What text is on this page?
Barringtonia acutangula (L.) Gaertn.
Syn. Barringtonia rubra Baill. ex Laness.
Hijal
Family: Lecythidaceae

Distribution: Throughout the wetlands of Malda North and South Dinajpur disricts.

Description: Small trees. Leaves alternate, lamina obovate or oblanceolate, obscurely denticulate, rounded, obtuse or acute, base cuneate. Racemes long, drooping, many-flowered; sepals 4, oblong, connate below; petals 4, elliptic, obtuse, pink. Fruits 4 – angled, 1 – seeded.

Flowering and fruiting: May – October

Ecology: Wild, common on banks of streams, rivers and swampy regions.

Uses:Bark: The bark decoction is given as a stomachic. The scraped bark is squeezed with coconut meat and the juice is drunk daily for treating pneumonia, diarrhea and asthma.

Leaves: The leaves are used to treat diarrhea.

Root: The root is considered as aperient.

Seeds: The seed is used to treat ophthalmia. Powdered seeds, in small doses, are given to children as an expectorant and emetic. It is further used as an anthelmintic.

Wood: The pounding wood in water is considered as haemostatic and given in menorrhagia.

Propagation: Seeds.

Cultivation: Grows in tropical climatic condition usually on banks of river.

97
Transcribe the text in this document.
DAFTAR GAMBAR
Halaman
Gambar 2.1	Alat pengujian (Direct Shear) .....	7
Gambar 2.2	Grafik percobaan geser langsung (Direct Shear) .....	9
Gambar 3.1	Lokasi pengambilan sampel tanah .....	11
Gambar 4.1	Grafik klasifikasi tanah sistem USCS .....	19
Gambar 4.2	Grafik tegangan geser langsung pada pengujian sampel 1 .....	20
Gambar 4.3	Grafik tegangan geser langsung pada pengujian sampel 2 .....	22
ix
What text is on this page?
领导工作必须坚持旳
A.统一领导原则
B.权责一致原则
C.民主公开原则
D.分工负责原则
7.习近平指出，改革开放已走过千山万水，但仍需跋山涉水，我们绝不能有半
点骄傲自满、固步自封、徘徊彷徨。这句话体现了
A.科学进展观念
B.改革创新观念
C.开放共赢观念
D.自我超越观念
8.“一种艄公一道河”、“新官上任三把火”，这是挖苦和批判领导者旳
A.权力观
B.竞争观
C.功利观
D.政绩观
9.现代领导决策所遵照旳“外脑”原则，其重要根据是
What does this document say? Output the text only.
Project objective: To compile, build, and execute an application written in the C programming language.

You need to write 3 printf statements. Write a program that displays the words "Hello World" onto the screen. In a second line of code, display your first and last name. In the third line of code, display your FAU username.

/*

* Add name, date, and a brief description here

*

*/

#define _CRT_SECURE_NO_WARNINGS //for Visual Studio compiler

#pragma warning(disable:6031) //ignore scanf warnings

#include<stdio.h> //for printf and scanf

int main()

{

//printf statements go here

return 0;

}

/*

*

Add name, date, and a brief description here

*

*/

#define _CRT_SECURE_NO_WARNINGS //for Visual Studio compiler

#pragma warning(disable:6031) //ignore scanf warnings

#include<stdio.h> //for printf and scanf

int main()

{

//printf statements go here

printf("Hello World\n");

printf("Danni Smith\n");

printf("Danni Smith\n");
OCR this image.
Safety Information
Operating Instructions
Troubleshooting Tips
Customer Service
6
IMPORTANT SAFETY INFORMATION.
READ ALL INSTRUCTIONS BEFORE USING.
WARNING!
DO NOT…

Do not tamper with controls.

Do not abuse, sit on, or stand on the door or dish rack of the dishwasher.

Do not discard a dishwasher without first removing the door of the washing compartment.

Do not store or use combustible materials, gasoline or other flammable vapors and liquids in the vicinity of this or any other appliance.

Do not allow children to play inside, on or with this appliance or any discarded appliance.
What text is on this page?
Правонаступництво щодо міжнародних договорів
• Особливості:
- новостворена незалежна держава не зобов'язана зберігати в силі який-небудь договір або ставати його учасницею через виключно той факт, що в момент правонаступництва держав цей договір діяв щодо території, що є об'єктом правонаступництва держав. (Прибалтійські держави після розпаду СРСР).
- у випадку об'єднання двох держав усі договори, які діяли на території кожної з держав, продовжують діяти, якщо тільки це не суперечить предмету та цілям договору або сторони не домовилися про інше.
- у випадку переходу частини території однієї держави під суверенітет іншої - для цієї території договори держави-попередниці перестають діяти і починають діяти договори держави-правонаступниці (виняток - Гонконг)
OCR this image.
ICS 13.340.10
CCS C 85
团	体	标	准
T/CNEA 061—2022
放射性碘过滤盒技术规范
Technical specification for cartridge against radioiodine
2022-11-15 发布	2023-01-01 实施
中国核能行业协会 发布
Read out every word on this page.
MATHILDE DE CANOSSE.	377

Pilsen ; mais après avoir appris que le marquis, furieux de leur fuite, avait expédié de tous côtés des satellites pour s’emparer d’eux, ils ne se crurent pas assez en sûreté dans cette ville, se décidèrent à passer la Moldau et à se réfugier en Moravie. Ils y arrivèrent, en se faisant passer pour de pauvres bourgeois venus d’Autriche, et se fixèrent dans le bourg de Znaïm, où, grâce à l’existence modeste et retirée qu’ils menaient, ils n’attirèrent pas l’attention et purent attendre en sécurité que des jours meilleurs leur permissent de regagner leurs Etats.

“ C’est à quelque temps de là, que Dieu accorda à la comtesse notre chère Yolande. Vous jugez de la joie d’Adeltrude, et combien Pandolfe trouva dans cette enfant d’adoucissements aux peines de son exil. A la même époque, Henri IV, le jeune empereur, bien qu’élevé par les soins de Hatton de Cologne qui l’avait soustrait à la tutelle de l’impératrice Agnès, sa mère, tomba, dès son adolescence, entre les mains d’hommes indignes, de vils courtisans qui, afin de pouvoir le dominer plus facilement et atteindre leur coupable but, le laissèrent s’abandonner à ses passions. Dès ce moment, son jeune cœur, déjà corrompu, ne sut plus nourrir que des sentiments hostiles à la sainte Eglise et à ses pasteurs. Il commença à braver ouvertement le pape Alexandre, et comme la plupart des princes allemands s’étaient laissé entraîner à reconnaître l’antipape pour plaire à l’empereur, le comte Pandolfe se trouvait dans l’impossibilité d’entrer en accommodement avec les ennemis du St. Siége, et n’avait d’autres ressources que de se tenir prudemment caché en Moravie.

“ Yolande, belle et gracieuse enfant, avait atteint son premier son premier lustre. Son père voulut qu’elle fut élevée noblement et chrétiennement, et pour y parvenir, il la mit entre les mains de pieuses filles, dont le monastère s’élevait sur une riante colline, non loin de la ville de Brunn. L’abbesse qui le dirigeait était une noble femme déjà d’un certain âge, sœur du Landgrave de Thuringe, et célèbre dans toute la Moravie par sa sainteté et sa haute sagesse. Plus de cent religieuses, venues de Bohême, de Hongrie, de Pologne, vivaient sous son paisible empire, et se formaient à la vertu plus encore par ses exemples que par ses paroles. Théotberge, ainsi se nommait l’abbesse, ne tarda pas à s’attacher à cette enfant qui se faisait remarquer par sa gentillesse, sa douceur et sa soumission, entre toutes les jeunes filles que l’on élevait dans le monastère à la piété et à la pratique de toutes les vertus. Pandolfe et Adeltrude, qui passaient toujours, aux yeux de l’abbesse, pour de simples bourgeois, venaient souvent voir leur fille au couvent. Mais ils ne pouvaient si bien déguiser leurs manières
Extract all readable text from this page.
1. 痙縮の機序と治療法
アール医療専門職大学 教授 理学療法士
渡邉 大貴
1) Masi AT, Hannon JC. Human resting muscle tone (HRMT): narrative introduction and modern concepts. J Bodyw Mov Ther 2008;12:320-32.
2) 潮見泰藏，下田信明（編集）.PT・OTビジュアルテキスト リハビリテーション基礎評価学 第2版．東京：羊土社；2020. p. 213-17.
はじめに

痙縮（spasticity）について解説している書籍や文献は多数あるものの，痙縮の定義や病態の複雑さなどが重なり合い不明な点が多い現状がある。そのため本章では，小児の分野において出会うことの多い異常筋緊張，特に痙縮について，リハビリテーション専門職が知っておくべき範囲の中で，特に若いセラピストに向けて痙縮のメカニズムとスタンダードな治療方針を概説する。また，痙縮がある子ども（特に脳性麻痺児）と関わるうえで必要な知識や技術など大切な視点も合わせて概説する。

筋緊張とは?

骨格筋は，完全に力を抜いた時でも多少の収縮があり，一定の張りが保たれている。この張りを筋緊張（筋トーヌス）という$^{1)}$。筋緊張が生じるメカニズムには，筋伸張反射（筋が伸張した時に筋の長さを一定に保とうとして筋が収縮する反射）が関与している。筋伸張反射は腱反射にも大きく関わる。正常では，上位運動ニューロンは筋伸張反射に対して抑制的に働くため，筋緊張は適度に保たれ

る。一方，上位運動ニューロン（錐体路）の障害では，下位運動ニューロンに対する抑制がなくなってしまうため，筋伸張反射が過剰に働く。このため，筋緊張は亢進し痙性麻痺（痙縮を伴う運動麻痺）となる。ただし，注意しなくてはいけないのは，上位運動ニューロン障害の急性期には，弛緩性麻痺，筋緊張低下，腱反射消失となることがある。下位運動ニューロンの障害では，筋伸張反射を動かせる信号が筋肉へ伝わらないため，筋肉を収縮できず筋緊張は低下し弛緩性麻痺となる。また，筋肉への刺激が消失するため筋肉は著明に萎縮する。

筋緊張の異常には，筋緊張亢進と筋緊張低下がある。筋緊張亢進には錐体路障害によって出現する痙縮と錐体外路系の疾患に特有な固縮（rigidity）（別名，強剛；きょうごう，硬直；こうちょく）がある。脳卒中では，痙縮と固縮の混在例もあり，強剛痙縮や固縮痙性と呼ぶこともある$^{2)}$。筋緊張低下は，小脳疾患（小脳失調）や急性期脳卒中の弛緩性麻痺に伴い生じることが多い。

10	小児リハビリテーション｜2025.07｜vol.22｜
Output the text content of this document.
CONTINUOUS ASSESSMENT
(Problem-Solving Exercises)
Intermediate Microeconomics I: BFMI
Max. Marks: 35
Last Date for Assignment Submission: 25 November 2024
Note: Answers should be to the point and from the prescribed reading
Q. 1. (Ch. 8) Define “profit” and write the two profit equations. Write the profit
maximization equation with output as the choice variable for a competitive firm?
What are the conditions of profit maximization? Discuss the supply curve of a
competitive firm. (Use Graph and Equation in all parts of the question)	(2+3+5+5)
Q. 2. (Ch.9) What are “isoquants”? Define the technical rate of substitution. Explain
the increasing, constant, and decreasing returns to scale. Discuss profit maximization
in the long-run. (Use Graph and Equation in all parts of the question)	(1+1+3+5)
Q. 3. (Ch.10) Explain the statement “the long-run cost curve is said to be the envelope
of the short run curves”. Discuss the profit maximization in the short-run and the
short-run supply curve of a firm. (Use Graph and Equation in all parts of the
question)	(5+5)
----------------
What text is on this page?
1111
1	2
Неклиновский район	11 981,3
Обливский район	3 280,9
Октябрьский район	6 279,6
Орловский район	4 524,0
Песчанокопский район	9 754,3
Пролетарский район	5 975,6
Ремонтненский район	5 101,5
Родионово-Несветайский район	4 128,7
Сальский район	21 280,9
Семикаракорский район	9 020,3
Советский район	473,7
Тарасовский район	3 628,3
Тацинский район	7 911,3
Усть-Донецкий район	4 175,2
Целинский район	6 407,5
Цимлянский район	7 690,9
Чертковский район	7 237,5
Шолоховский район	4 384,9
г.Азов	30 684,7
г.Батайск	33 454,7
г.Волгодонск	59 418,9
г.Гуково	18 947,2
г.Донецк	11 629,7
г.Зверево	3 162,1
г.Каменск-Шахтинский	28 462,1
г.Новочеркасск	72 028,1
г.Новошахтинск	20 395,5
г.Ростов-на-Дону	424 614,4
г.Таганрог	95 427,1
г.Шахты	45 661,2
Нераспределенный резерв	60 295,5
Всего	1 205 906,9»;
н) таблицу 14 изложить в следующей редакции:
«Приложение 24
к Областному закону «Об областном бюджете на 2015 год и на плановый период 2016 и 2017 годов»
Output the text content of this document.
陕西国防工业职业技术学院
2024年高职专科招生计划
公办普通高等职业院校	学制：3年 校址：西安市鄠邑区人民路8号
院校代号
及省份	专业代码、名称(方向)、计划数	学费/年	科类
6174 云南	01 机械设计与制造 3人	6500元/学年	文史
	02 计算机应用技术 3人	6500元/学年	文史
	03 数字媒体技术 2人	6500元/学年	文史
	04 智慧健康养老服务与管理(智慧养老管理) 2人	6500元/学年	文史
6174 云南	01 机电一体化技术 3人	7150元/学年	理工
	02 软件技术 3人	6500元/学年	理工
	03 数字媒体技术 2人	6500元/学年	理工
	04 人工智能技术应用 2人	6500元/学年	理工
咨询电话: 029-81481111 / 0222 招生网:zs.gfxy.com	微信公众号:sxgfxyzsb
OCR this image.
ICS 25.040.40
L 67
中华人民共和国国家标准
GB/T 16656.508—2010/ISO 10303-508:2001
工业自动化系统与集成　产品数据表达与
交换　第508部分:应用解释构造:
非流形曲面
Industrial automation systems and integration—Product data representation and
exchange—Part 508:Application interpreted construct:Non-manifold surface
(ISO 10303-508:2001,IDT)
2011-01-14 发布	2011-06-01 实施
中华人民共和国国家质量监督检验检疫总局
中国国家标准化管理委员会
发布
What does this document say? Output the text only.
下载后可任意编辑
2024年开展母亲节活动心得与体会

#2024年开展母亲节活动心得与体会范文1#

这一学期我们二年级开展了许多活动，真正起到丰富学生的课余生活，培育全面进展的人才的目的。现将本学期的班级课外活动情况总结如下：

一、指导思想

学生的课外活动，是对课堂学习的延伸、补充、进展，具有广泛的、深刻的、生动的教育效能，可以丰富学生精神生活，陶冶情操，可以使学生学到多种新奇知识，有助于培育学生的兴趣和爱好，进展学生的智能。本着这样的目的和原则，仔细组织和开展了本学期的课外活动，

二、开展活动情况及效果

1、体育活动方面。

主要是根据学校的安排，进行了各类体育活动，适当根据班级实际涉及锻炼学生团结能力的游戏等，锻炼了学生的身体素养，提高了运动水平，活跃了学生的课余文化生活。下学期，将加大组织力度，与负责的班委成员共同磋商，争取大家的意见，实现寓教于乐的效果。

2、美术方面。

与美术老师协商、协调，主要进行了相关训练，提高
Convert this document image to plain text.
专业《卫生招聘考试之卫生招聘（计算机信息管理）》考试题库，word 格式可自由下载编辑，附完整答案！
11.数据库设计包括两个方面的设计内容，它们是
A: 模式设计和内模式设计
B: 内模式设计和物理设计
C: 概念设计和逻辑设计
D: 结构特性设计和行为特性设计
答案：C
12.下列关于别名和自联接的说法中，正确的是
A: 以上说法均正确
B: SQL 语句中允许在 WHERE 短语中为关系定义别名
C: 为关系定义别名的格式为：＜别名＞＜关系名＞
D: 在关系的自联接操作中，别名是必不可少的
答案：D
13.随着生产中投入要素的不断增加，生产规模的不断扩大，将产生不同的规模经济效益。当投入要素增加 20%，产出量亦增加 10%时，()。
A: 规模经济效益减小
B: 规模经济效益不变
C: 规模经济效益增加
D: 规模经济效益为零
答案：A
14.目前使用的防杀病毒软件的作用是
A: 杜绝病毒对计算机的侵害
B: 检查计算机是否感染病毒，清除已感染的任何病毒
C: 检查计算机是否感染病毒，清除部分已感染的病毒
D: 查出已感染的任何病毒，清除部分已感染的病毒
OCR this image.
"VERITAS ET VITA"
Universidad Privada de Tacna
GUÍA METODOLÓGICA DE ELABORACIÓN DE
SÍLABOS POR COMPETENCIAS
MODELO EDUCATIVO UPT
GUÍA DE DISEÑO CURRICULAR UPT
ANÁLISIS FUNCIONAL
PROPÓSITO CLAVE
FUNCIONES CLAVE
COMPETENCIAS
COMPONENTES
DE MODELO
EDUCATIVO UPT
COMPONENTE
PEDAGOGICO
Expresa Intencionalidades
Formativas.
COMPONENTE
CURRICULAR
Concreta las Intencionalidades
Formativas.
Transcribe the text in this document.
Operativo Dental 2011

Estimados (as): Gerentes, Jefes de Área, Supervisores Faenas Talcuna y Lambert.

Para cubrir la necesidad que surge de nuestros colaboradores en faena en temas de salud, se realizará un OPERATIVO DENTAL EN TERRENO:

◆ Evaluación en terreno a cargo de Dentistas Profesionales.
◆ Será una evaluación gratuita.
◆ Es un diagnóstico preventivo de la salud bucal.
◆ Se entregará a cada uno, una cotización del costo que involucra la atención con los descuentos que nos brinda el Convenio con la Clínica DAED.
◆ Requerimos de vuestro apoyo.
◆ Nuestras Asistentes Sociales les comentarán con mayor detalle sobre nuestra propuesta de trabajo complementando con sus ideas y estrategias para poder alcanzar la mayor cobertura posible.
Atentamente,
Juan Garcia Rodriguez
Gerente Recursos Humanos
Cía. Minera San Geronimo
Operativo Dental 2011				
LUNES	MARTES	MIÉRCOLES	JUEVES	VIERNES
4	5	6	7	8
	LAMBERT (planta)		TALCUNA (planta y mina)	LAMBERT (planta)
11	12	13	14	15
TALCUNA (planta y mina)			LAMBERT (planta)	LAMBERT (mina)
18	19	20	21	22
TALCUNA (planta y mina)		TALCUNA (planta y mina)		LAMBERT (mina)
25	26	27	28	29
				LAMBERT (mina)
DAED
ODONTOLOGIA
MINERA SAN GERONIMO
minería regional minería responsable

++++++++++++++++++++

_THE EXERCISE_: Work out how many lines of the material above contain the word "parts", then give only that figure.

_ANSWER TO THE EXERCISE_: 3